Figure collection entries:

---------------

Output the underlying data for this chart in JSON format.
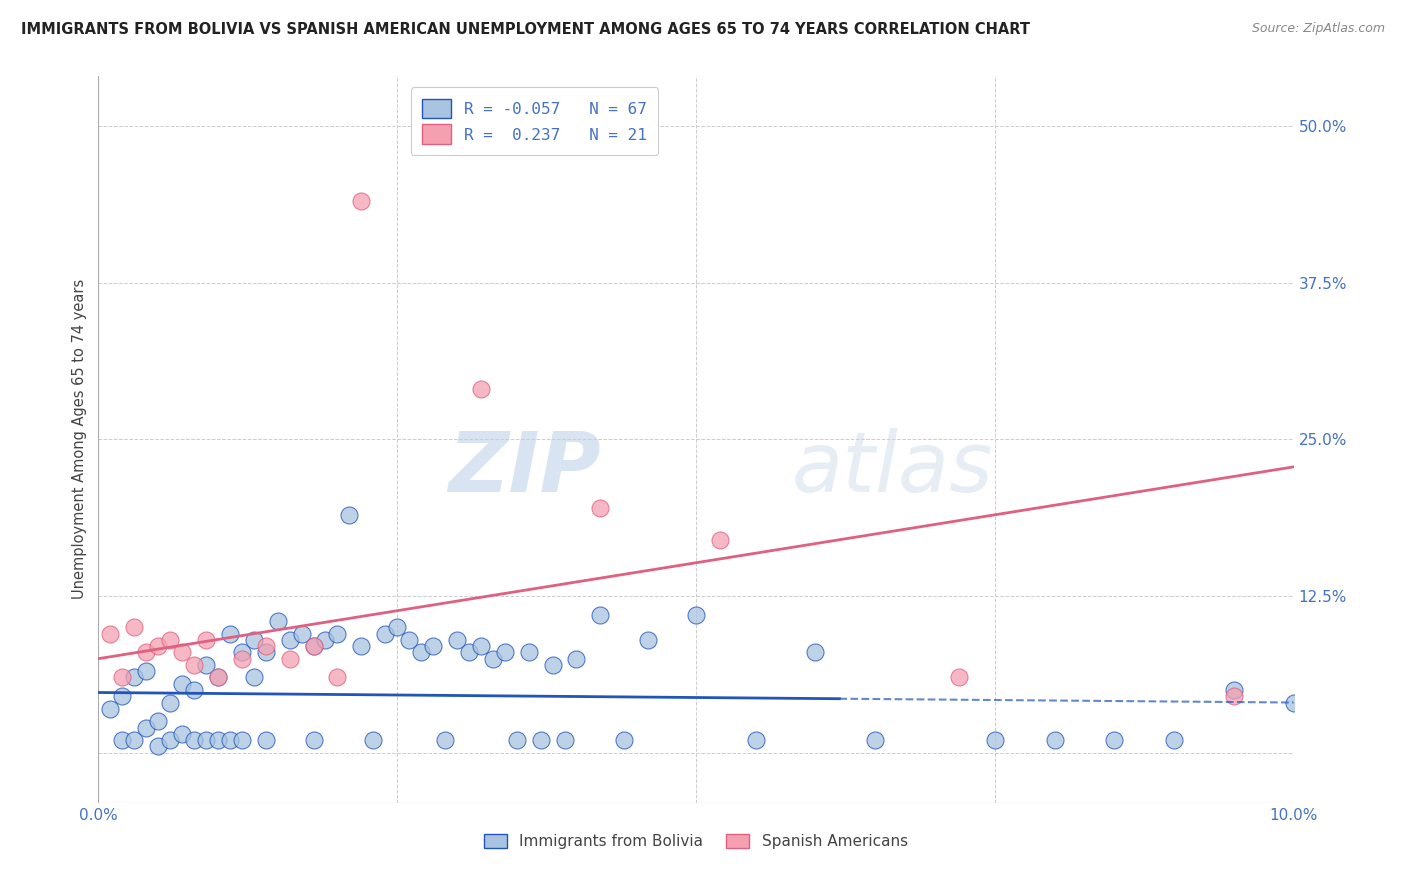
{
  "title": "IMMIGRANTS FROM BOLIVIA VS SPANISH AMERICAN UNEMPLOYMENT AMONG AGES 65 TO 74 YEARS CORRELATION CHART",
  "source": "Source: ZipAtlas.com",
  "ylabel": "Unemployment Among Ages 65 to 74 years",
  "ytick_values": [
    0.0,
    0.125,
    0.25,
    0.375,
    0.5
  ],
  "ytick_labels": [
    "",
    "12.5%",
    "25.0%",
    "37.5%",
    "50.0%"
  ],
  "xmin": 0.0,
  "xmax": 0.1,
  "ymin": -0.04,
  "ymax": 0.54,
  "legend_entry1": "R = -0.057   N = 67",
  "legend_entry2": "R =  0.237   N = 21",
  "legend_label1": "Immigrants from Bolivia",
  "legend_label2": "Spanish Americans",
  "color_blue": "#a8c4e0",
  "color_pink": "#f4a0b0",
  "line_color_blue": "#2255bb",
  "line_color_pink": "#e06080",
  "blue_line_x": [
    0.0,
    0.1
  ],
  "blue_line_y": [
    0.048,
    0.04
  ],
  "blue_line_solid_end": 0.062,
  "pink_line_x": [
    0.0,
    0.1
  ],
  "pink_line_y": [
    0.075,
    0.228
  ],
  "blue_x": [
    0.001,
    0.002,
    0.002,
    0.003,
    0.003,
    0.004,
    0.004,
    0.005,
    0.005,
    0.006,
    0.006,
    0.007,
    0.007,
    0.008,
    0.008,
    0.009,
    0.009,
    0.01,
    0.01,
    0.011,
    0.011,
    0.012,
    0.012,
    0.013,
    0.013,
    0.014,
    0.014,
    0.015,
    0.016,
    0.017,
    0.018,
    0.018,
    0.019,
    0.02,
    0.021,
    0.022,
    0.023,
    0.024,
    0.025,
    0.026,
    0.027,
    0.028,
    0.029,
    0.03,
    0.031,
    0.032,
    0.033,
    0.034,
    0.035,
    0.036,
    0.037,
    0.038,
    0.039,
    0.04,
    0.042,
    0.044,
    0.046,
    0.05,
    0.055,
    0.06,
    0.065,
    0.075,
    0.08,
    0.085,
    0.09,
    0.095,
    0.1
  ],
  "blue_y": [
    0.035,
    0.045,
    0.01,
    0.06,
    0.01,
    0.02,
    0.065,
    0.025,
    0.005,
    0.04,
    0.01,
    0.055,
    0.015,
    0.05,
    0.01,
    0.07,
    0.01,
    0.06,
    0.01,
    0.095,
    0.01,
    0.08,
    0.01,
    0.09,
    0.06,
    0.08,
    0.01,
    0.105,
    0.09,
    0.095,
    0.085,
    0.01,
    0.09,
    0.095,
    0.19,
    0.085,
    0.01,
    0.095,
    0.1,
    0.09,
    0.08,
    0.085,
    0.01,
    0.09,
    0.08,
    0.085,
    0.075,
    0.08,
    0.01,
    0.08,
    0.01,
    0.07,
    0.01,
    0.075,
    0.11,
    0.01,
    0.09,
    0.11,
    0.01,
    0.08,
    0.01,
    0.01,
    0.01,
    0.01,
    0.01,
    0.05,
    0.04
  ],
  "pink_x": [
    0.001,
    0.002,
    0.003,
    0.004,
    0.005,
    0.006,
    0.007,
    0.008,
    0.009,
    0.01,
    0.012,
    0.014,
    0.016,
    0.018,
    0.02,
    0.022,
    0.032,
    0.042,
    0.052,
    0.072,
    0.095
  ],
  "pink_y": [
    0.095,
    0.06,
    0.1,
    0.08,
    0.085,
    0.09,
    0.08,
    0.07,
    0.09,
    0.06,
    0.075,
    0.085,
    0.075,
    0.085,
    0.06,
    0.44,
    0.29,
    0.195,
    0.17,
    0.06,
    0.045
  ]
}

---------------

__EXERCISE BRIEF__
Make an exact copy of the data, leaving its pictures out.

__WRITTEN ANSWER__
Output the underlying data for this chart in JSON format.
{
  "title": "IMMIGRANTS FROM BOLIVIA VS SPANISH AMERICAN UNEMPLOYMENT AMONG AGES 65 TO 74 YEARS CORRELATION CHART",
  "source": "Source: ZipAtlas.com",
  "ylabel": "Unemployment Among Ages 65 to 74 years",
  "ytick_values": [
    0.0,
    0.125,
    0.25,
    0.375,
    0.5
  ],
  "ytick_labels": [
    "",
    "12.5%",
    "25.0%",
    "37.5%",
    "50.0%"
  ],
  "xmin": 0.0,
  "xmax": 0.1,
  "ymin": -0.04,
  "ymax": 0.54,
  "legend_entry1": "R = -0.057   N = 67",
  "legend_entry2": "R =  0.237   N = 21",
  "legend_label1": "Immigrants from Bolivia",
  "legend_label2": "Spanish Americans",
  "color_blue": "#a8c4e0",
  "color_pink": "#f4a0b0",
  "line_color_blue": "#2255bb",
  "line_color_pink": "#e06080",
  "blue_line_x": [
    0.0,
    0.1
  ],
  "blue_line_y": [
    0.048,
    0.04
  ],
  "blue_line_solid_end": 0.062,
  "pink_line_x": [
    0.0,
    0.1
  ],
  "pink_line_y": [
    0.075,
    0.228
  ],
  "blue_x": [
    0.001,
    0.002,
    0.002,
    0.003,
    0.003,
    0.004,
    0.004,
    0.005,
    0.005,
    0.006,
    0.006,
    0.007,
    0.007,
    0.008,
    0.008,
    0.009,
    0.009,
    0.01,
    0.01,
    0.011,
    0.011,
    0.012,
    0.012,
    0.013,
    0.013,
    0.014,
    0.014,
    0.015,
    0.016,
    0.017,
    0.018,
    0.018,
    0.019,
    0.02,
    0.021,
    0.022,
    0.023,
    0.024,
    0.025,
    0.026,
    0.027,
    0.028,
    0.029,
    0.03,
    0.031,
    0.032,
    0.033,
    0.034,
    0.035,
    0.036,
    0.037,
    0.038,
    0.039,
    0.04,
    0.042,
    0.044,
    0.046,
    0.05,
    0.055,
    0.06,
    0.065,
    0.075,
    0.08,
    0.085,
    0.09,
    0.095,
    0.1
  ],
  "blue_y": [
    0.035,
    0.045,
    0.01,
    0.06,
    0.01,
    0.02,
    0.065,
    0.025,
    0.005,
    0.04,
    0.01,
    0.055,
    0.015,
    0.05,
    0.01,
    0.07,
    0.01,
    0.06,
    0.01,
    0.095,
    0.01,
    0.08,
    0.01,
    0.09,
    0.06,
    0.08,
    0.01,
    0.105,
    0.09,
    0.095,
    0.085,
    0.01,
    0.09,
    0.095,
    0.19,
    0.085,
    0.01,
    0.095,
    0.1,
    0.09,
    0.08,
    0.085,
    0.01,
    0.09,
    0.08,
    0.085,
    0.075,
    0.08,
    0.01,
    0.08,
    0.01,
    0.07,
    0.01,
    0.075,
    0.11,
    0.01,
    0.09,
    0.11,
    0.01,
    0.08,
    0.01,
    0.01,
    0.01,
    0.01,
    0.01,
    0.05,
    0.04
  ],
  "pink_x": [
    0.001,
    0.002,
    0.003,
    0.004,
    0.005,
    0.006,
    0.007,
    0.008,
    0.009,
    0.01,
    0.012,
    0.014,
    0.016,
    0.018,
    0.02,
    0.022,
    0.032,
    0.042,
    0.052,
    0.072,
    0.095
  ],
  "pink_y": [
    0.095,
    0.06,
    0.1,
    0.08,
    0.085,
    0.09,
    0.08,
    0.07,
    0.09,
    0.06,
    0.075,
    0.085,
    0.075,
    0.085,
    0.06,
    0.44,
    0.29,
    0.195,
    0.17,
    0.06,
    0.045
  ]
}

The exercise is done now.